:: Records shown ::
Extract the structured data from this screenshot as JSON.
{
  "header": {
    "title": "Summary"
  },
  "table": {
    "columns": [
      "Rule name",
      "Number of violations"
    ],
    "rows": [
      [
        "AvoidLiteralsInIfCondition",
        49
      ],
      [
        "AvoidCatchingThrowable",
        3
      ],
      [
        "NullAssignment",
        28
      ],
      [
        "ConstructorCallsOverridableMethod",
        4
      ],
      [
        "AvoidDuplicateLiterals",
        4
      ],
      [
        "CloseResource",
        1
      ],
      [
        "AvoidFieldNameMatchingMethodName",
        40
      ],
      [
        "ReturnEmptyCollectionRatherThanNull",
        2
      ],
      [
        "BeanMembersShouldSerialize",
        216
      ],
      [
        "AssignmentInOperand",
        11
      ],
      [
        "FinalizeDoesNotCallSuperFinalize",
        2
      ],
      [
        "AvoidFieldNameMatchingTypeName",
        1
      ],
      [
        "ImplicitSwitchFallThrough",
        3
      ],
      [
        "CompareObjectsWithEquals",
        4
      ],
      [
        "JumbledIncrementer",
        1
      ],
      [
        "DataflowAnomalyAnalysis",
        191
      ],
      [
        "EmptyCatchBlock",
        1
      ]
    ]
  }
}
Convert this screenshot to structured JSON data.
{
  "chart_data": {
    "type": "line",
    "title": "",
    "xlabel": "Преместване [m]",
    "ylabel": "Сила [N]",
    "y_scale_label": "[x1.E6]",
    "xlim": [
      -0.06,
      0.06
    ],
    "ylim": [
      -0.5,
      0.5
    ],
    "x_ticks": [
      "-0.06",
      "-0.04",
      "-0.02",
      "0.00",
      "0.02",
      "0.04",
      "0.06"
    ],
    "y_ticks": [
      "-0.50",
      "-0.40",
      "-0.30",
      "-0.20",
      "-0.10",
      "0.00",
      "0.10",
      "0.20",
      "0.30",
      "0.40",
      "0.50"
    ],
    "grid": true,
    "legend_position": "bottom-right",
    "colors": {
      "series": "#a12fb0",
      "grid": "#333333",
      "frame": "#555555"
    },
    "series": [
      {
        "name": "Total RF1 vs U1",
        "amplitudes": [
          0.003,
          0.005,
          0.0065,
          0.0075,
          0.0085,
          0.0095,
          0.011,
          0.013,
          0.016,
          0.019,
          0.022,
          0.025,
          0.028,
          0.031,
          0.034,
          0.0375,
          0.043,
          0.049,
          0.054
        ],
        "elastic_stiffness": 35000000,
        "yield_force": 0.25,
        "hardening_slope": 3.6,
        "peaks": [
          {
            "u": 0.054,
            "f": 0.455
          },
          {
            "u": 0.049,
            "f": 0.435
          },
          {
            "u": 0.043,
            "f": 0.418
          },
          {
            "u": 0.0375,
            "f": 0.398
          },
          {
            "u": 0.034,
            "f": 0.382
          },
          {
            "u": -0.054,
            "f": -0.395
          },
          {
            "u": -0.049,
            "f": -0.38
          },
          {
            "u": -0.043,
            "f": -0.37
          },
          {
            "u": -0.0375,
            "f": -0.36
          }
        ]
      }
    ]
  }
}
:::
» Exercise prompt: Please reproduce each line exactly as written.

» Response below:
Extract the structured data from this screenshot as JSON.
{
  "header": {
    "title": "Summary"
  },
  "table": {
    "columns": [
      "Rule name",
      "Number of violations"
    ],
    "rows": [
      [
        "AvoidLiteralsInIfCondition",
        49
      ],
      [
        "AvoidCatchingThrowable",
        3
      ],
      [
        "NullAssignment",
        28
      ],
      [
        "ConstructorCallsOverridableMethod",
        4
      ],
      [
        "AvoidDuplicateLiterals",
        4
      ],
      [
        "CloseResource",
        1
      ],
      [
        "AvoidFieldNameMatchingMethodName",
        40
      ],
      [
        "ReturnEmptyCollectionRatherThanNull",
        2
      ],
      [
        "BeanMembersShouldSerialize",
        216
      ],
      [
        "AssignmentInOperand",
        11
      ],
      [
        "FinalizeDoesNotCallSuperFinalize",
        2
      ],
      [
        "AvoidFieldNameMatchingTypeName",
        1
      ],
      [
        "ImplicitSwitchFallThrough",
        3
      ],
      [
        "CompareObjectsWithEquals",
        4
      ],
      [
        "JumbledIncrementer",
        1
      ],
      [
        "DataflowAnomalyAnalysis",
        191
      ],
      [
        "EmptyCatchBlock",
        1
      ]
    ]
  }
}
Convert this screenshot to structured JSON data.
{
  "chart_data": {
    "type": "line",
    "title": "",
    "xlabel": "Преместване [m]",
    "ylabel": "Сила [N]",
    "y_scale_label": "[x1.E6]",
    "xlim": [
      -0.06,
      0.06
    ],
    "ylim": [
      -0.5,
      0.5
    ],
    "x_ticks": [
      "-0.06",
      "-0.04",
      "-0.02",
      "0.00",
      "0.02",
      "0.04",
      "0.06"
    ],
    "y_ticks": [
      "-0.50",
      "-0.40",
      "-0.30",
      "-0.20",
      "-0.10",
      "0.00",
      "0.10",
      "0.20",
      "0.30",
      "0.40",
      "0.50"
    ],
    "grid": true,
    "legend_position": "bottom-right",
    "colors": {
      "series": "#a12fb0",
      "grid": "#333333",
      "frame": "#555555"
    },
    "series": [
      {
        "name": "Total RF1 vs U1",
        "amplitudes": [
          0.003,
          0.005,
          0.0065,
          0.0075,
          0.0085,
          0.0095,
          0.011,
          0.013,
          0.016,
          0.019,
          0.022,
          0.025,
          0.028,
          0.031,
          0.034,
          0.0375,
          0.043,
          0.049,
          0.054
        ],
        "elastic_stiffness": 35000000,
        "yield_force": 0.25,
        "hardening_slope": 3.6,
        "peaks": [
          {
            "u": 0.054,
            "f": 0.455
          },
          {
            "u": 0.049,
            "f": 0.435
          },
          {
            "u": 0.043,
            "f": 0.418
          },
          {
            "u": 0.0375,
            "f": 0.398
          },
          {
            "u": 0.034,
            "f": 0.382
          },
          {
            "u": -0.054,
            "f": -0.395
          },
          {
            "u": -0.049,
            "f": -0.38
          },
          {
            "u": -0.043,
            "f": -0.37
          },
          {
            "u": -0.0375,
            "f": -0.36
          }
        ]
      }
    ]
  }
}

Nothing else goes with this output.